### EXERCISE A
Copy the rows below without any change, from the first row through the line holding "Ellipse shape bbox=[83, 30, 93, 39]", inclusive.

One strand of the expected response will be restricting Chinese investment in U.S. firms until China changes its policies on foreign investment. But tariffs will likely go up, too. "From my perspective, I think it would be a big mistake to go down the tariff route with 301," said Cutler, who is currently vice president of the Asia Society Policy Institute.
Rufus Yerxa, president of the National Foreign Trade Council, said a coordinated response to Chinese IP transgression is needed. The "232 fracas" will make coordinating a response to China on IP among allies even harder, he said. Yerxa said the tariffs, if they are broadly applied, will backfire, especially since the U.S. backed out of the Trans-Pacific Partnership while Canada and Mexico stayed in. As a result, he predicted, companies that make steel-containing products that they intend to export to Asia will choose to do final assembly in Mexico rather than the U.S., because they will avoid both higher input costs and higher tariffs.
"I would argue this is really a wonderful strategy to have a deindustrialization policy," he said. The last time there were steel tariffs, in 2001, Yerxa said, there were thousands and thousands of product exclusions. Before the Commerce Department could determine which products would be excluded, steel consumers paid duties, and were refunded later if that product was exempted.

### MATERIAL SHOWN
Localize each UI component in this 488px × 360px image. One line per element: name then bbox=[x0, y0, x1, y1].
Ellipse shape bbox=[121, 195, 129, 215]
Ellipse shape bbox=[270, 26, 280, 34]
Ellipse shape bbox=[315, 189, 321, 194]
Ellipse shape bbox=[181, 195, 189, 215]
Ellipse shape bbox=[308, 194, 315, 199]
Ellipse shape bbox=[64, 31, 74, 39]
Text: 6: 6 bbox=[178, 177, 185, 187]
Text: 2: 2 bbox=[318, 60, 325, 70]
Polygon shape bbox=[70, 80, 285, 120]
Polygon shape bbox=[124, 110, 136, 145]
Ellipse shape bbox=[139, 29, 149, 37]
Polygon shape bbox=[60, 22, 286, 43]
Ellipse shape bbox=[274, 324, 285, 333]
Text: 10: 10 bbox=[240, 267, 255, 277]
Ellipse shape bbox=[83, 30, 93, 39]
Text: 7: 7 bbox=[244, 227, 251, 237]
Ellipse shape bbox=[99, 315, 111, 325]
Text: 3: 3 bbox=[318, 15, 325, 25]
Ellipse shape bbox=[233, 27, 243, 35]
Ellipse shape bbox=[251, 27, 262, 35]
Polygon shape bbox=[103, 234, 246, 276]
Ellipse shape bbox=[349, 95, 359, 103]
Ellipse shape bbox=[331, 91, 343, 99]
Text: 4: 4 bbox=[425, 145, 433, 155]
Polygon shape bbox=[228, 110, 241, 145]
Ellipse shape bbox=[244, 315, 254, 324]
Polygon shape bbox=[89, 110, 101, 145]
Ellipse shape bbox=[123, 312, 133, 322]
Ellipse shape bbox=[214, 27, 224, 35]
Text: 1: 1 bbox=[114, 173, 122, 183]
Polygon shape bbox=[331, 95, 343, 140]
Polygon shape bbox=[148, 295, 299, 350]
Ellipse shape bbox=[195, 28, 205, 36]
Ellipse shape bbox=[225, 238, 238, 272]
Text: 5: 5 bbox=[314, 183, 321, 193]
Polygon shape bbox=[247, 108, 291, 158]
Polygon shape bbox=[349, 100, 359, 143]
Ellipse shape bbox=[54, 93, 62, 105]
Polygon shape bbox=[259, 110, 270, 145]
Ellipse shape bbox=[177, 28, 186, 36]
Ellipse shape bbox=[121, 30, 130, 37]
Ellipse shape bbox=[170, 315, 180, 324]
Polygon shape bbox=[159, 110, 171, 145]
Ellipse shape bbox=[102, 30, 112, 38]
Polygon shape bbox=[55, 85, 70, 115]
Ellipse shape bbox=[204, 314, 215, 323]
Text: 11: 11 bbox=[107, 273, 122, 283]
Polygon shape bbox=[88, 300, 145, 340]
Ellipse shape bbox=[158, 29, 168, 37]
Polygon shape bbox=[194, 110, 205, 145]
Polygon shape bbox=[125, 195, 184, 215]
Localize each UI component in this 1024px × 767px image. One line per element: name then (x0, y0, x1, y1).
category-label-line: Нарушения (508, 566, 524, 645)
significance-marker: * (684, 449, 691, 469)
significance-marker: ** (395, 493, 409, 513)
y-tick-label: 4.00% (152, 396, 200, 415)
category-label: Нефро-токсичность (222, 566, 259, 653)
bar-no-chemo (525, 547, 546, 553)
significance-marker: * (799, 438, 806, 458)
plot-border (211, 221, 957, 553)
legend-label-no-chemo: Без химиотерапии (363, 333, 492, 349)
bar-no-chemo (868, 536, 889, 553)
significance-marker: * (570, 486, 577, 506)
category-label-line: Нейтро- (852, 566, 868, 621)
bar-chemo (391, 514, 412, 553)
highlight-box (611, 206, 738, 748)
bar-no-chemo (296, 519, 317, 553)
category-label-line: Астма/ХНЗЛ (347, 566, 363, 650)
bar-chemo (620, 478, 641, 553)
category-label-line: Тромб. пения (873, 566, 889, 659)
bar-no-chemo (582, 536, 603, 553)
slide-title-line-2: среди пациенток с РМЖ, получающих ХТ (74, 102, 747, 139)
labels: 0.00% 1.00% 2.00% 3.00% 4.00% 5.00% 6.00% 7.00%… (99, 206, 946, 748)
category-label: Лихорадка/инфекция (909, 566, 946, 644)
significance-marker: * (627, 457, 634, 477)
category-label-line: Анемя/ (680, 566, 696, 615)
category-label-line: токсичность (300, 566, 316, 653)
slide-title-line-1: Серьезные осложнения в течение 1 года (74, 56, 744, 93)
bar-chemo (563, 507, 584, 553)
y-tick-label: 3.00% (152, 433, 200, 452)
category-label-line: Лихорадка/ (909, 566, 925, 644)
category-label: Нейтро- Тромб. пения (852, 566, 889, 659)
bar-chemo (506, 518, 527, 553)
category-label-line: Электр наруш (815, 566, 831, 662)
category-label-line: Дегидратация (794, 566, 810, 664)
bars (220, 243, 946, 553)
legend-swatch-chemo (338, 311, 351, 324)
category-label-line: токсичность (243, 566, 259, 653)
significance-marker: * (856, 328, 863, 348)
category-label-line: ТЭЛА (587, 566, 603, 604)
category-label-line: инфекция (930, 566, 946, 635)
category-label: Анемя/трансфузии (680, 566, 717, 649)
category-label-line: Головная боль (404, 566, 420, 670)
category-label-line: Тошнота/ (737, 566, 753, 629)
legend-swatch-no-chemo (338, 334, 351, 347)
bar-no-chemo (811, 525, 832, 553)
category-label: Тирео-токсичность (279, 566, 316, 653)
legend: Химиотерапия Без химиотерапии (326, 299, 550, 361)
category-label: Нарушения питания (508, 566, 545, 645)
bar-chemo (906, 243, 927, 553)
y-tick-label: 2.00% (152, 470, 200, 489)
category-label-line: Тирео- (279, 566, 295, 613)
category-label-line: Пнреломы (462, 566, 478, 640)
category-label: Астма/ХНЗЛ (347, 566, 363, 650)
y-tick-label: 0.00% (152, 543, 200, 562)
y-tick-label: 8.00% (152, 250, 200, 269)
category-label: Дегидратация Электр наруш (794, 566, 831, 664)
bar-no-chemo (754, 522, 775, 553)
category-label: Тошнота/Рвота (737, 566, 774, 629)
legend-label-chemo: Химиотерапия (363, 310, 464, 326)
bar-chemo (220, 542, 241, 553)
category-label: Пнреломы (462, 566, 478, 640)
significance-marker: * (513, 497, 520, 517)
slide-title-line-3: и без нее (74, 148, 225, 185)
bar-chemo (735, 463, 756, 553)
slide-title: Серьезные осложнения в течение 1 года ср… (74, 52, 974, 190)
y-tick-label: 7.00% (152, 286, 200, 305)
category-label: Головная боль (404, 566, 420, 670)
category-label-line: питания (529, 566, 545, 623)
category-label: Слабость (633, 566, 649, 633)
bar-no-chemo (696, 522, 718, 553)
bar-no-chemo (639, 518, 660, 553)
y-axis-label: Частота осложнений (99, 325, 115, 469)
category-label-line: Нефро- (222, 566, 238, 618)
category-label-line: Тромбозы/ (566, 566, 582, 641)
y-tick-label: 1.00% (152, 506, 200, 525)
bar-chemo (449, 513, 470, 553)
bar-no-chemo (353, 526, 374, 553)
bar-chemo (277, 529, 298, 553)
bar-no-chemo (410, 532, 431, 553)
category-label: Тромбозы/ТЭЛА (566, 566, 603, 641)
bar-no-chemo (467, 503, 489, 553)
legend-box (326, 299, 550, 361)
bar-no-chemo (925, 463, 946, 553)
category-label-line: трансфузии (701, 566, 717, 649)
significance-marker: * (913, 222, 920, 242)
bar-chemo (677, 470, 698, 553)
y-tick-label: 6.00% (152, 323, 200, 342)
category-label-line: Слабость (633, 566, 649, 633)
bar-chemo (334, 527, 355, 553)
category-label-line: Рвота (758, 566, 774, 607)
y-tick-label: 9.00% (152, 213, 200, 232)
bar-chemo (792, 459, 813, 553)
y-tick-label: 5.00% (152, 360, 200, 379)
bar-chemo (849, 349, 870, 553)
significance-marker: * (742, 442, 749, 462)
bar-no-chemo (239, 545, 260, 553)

### EXERCISE B
In the trade text above, what organization is Rufus Yerxa president of?

### EXERCISE SOLUTION A
Localize each UI component in this 488px × 360px image. One line per element: name then bbox=[x0, y0, x1, y1].
Ellipse shape bbox=[121, 195, 129, 215]
Ellipse shape bbox=[270, 26, 280, 34]
Ellipse shape bbox=[315, 189, 321, 194]
Ellipse shape bbox=[181, 195, 189, 215]
Ellipse shape bbox=[308, 194, 315, 199]
Ellipse shape bbox=[64, 31, 74, 39]
Text: 6: 6 bbox=[178, 177, 185, 187]
Text: 2: 2 bbox=[318, 60, 325, 70]
Polygon shape bbox=[70, 80, 285, 120]
Polygon shape bbox=[124, 110, 136, 145]
Ellipse shape bbox=[139, 29, 149, 37]
Polygon shape bbox=[60, 22, 286, 43]
Ellipse shape bbox=[274, 324, 285, 333]
Text: 10: 10 bbox=[240, 267, 255, 277]
Ellipse shape bbox=[83, 30, 93, 39]

### EXERCISE SOLUTION B
The National Foreign Trade Council.